(Stored dataset items)
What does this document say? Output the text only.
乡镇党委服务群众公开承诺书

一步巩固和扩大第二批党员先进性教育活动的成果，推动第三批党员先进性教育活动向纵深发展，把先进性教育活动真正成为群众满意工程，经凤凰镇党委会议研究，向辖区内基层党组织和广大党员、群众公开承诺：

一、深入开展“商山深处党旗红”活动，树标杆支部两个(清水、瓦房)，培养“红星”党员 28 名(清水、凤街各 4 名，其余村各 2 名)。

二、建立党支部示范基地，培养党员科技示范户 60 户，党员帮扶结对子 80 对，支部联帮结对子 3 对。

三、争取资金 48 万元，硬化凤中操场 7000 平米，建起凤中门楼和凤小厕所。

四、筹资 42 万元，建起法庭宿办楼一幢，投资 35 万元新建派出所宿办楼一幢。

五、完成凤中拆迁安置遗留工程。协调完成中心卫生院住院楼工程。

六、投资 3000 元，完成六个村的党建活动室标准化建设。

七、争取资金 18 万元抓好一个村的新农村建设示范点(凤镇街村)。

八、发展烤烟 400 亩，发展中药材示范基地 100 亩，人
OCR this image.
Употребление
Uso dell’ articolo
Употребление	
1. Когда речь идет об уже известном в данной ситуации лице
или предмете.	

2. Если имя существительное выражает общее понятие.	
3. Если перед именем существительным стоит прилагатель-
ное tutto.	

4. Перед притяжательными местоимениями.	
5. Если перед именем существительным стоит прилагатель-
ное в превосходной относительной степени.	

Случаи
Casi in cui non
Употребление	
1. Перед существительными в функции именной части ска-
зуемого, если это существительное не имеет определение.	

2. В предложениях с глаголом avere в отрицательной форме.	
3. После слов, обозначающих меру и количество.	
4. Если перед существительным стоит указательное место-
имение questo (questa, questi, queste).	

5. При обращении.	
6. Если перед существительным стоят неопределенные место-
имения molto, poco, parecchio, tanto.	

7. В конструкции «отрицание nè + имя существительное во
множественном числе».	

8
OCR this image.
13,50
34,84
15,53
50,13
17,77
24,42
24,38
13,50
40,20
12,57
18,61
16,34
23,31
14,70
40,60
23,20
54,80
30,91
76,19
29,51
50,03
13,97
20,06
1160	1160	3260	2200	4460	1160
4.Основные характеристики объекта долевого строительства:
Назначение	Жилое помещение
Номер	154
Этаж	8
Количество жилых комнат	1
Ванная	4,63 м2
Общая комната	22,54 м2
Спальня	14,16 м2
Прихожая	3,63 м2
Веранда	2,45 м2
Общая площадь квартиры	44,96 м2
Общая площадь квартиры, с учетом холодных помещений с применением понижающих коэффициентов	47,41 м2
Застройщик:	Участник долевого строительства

=== Requirements ===
Pick out all lines from the data above in which the word "прилагатель" appears.

=== Answer to the task ===
3. Если перед именем существительным стоит прилагатель-
5. Если перед именем существительным стоит прилагатель-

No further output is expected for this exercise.